__DATA TO PROCESS__
────────

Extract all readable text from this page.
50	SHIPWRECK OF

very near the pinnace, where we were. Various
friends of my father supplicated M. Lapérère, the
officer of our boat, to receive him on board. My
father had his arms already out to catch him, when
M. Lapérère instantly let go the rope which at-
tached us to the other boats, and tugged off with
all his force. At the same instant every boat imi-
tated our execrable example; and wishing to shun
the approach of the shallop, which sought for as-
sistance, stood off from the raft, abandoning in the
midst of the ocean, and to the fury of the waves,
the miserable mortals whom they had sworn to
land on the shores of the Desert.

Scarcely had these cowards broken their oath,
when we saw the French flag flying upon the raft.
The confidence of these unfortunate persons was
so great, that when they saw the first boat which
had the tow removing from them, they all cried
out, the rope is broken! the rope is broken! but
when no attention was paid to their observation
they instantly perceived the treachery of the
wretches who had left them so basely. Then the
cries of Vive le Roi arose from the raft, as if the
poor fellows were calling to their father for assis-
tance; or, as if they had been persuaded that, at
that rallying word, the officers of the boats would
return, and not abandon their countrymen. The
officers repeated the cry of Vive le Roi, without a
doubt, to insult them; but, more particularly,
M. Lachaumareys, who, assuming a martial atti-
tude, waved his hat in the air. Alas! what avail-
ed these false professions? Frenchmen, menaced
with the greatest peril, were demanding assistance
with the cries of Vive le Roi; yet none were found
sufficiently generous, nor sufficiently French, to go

────────

__OBJECTIVE__
Scan the material and collect every line that contains "from".

__FINAL RESULT__
Extract all readable text from this page.
sistance, stood off from the raft, abandoning in the
had the tow removing from them, they all cried
cries of Vive le Roi arose from the raft, as if the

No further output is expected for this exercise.